*Task description*: Search the records for "Дзержинского". Copy every line where it appears.

Stored entries
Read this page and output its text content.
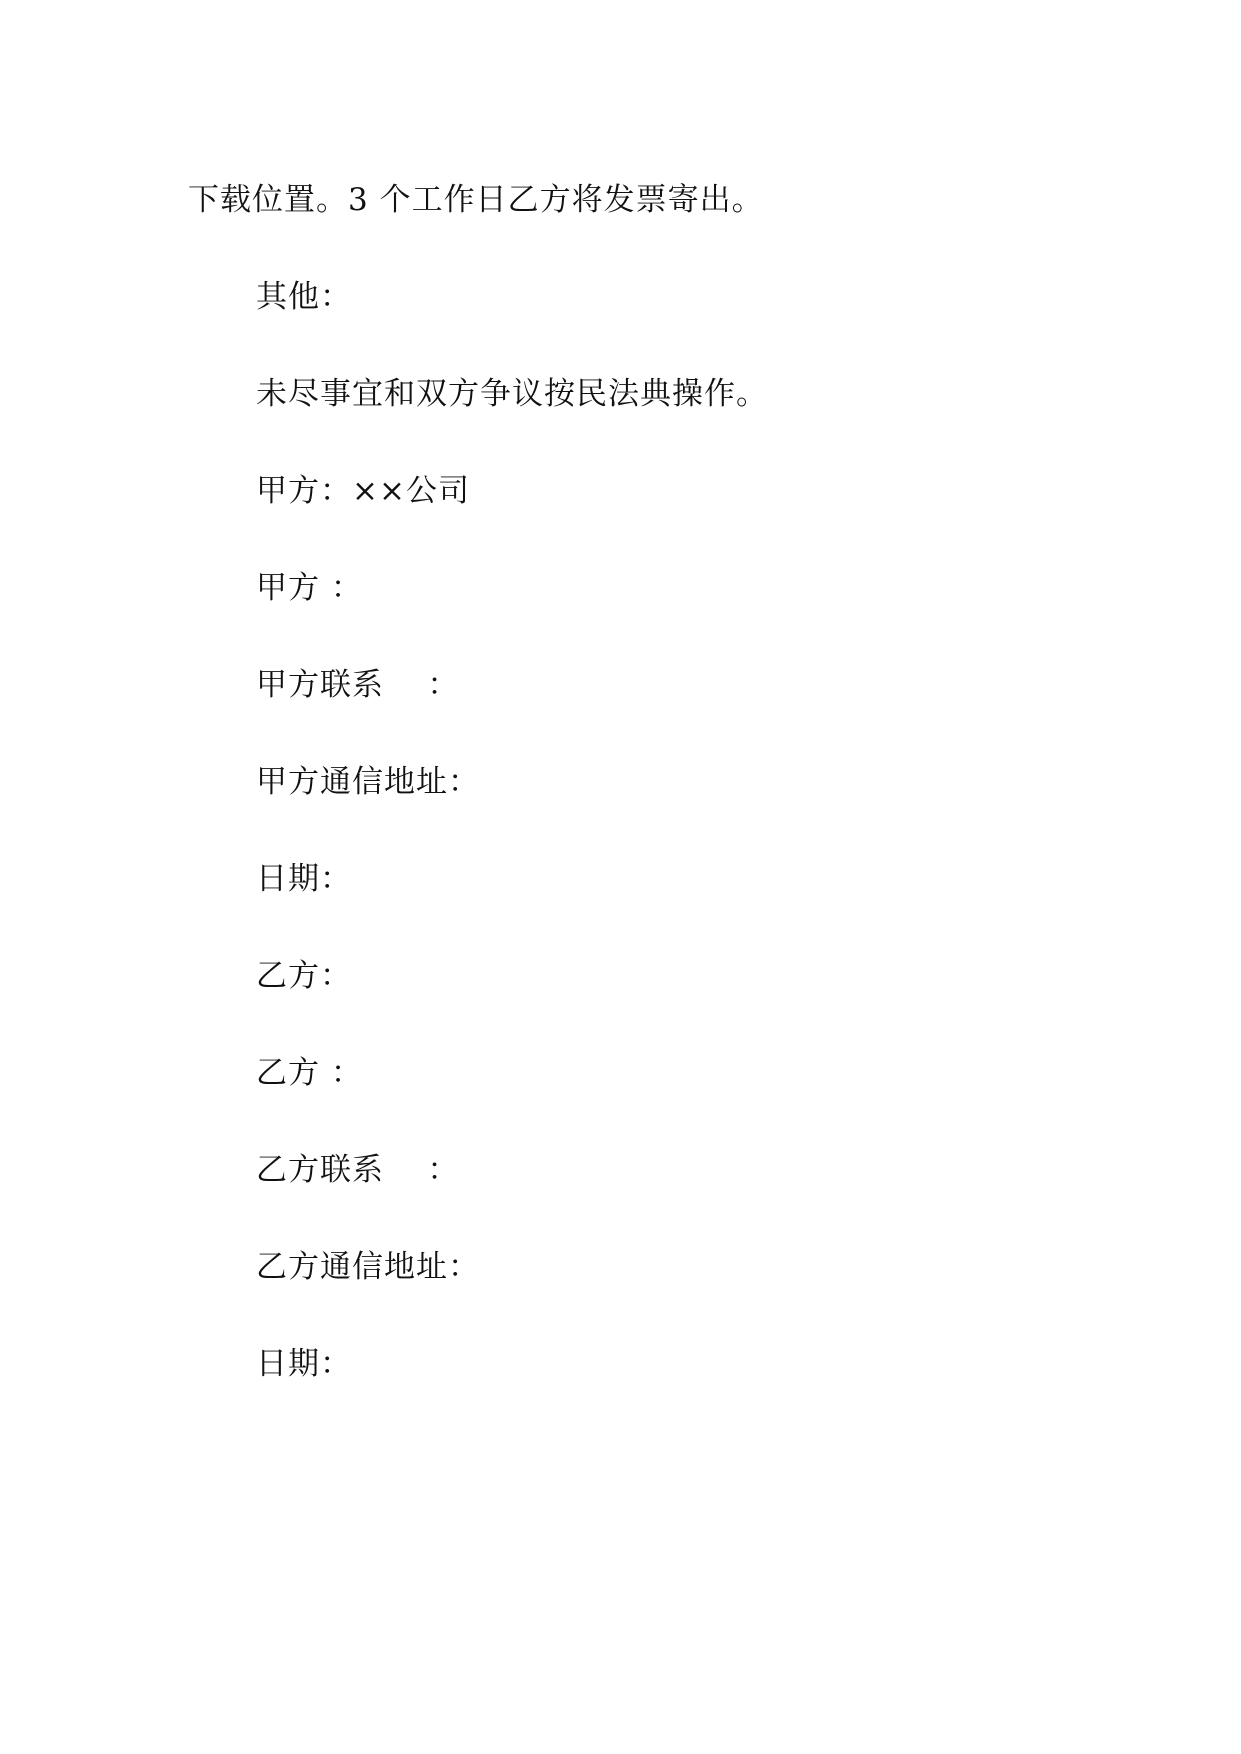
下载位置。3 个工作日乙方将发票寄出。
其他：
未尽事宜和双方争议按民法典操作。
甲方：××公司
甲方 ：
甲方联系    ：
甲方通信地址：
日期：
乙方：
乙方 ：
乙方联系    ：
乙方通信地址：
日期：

==

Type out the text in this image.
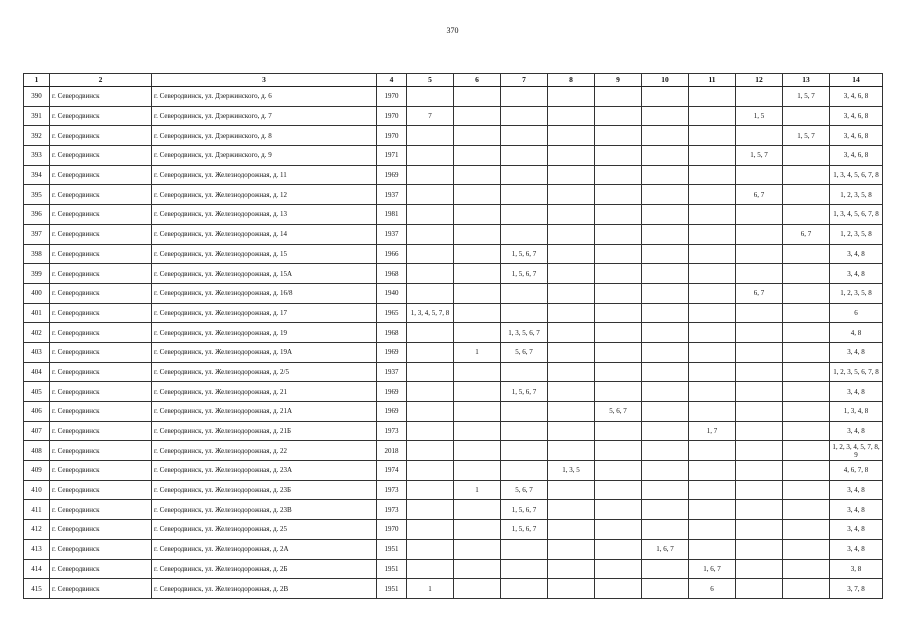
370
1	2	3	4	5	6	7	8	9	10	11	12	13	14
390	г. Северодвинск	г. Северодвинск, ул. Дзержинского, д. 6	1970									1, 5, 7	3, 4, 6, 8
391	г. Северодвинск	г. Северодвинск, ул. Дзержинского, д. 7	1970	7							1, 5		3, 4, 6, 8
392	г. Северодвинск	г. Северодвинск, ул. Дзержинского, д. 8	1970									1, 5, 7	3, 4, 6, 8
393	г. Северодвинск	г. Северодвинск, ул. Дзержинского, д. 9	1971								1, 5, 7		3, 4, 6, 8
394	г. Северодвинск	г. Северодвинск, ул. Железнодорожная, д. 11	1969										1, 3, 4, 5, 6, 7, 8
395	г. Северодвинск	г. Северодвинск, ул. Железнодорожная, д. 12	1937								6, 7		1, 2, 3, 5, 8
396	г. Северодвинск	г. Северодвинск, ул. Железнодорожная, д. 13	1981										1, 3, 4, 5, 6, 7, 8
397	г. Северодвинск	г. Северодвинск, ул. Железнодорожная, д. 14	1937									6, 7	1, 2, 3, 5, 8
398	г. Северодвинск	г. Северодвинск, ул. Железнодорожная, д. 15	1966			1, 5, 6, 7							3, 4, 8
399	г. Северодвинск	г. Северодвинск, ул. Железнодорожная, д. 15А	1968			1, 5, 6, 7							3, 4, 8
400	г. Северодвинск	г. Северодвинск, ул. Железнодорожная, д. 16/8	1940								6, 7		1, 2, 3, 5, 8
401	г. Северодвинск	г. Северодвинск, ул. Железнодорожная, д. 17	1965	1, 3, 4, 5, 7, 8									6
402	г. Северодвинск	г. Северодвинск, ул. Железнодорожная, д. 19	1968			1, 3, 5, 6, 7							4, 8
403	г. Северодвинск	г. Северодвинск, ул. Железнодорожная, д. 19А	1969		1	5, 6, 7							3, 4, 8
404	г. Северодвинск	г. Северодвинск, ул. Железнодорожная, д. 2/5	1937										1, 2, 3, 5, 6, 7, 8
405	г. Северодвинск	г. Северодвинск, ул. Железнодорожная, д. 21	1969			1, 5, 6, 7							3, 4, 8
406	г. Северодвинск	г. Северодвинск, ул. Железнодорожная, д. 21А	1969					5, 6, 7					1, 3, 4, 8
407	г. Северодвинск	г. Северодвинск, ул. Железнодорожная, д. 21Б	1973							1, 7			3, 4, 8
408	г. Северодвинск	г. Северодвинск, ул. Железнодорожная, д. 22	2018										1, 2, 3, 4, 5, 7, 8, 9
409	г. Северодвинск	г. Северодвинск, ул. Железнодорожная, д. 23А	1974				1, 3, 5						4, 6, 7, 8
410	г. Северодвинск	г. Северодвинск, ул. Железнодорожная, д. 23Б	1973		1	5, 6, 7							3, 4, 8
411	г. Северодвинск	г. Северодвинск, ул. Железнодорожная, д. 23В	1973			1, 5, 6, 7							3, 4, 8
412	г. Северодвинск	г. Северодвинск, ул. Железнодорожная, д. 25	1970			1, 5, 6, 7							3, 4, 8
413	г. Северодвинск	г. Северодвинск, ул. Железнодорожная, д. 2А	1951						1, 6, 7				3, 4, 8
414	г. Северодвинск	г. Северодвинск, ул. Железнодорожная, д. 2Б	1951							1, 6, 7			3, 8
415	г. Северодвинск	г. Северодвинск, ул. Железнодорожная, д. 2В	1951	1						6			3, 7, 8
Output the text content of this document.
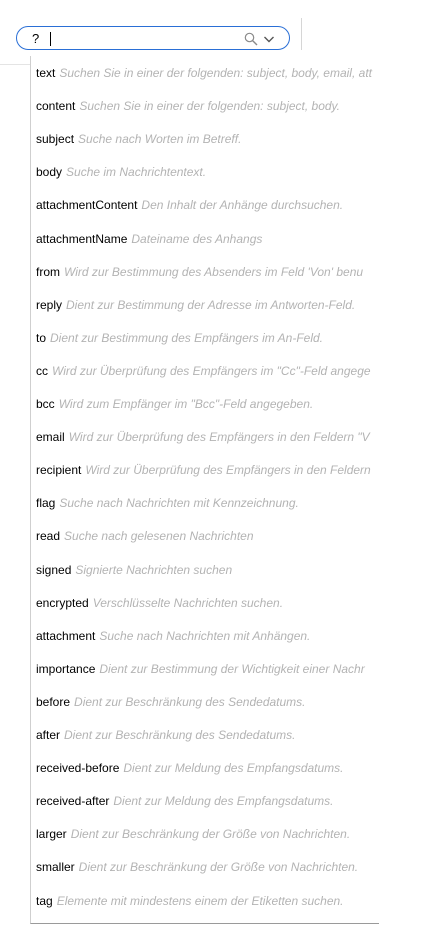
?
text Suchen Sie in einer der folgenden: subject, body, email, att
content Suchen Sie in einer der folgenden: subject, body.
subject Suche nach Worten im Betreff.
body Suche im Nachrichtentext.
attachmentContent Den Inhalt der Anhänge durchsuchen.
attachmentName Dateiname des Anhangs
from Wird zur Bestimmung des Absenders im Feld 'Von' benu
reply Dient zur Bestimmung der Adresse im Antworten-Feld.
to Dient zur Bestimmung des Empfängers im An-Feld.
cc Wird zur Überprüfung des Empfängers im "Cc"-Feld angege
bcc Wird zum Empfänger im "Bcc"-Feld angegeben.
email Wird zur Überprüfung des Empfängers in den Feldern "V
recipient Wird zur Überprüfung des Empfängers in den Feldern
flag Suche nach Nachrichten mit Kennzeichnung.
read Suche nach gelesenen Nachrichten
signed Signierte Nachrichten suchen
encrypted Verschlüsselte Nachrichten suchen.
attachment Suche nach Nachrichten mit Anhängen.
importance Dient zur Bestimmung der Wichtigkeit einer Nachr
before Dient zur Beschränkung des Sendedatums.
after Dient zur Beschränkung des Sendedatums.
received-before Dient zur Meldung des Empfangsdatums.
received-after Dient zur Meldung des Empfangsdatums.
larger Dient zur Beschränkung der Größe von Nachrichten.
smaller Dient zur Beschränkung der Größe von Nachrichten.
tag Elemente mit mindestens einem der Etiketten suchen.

*Full output*:
390	г. Северодвинск	г. Северодвинск, ул. Дзержинского, д. 6	1970									1, 5, 7	3, 4, 6, 8
391	г. Северодвинск	г. Северодвинск, ул. Дзержинского, д. 7	1970	7							1, 5		3, 4, 6, 8
392	г. Северодвинск	г. Северодвинск, ул. Дзержинского, д. 8	1970									1, 5, 7	3, 4, 6, 8
393	г. Северодвинск	г. Северодвинск, ул. Дзержинского, д. 9	1971								1, 5, 7		3, 4, 6, 8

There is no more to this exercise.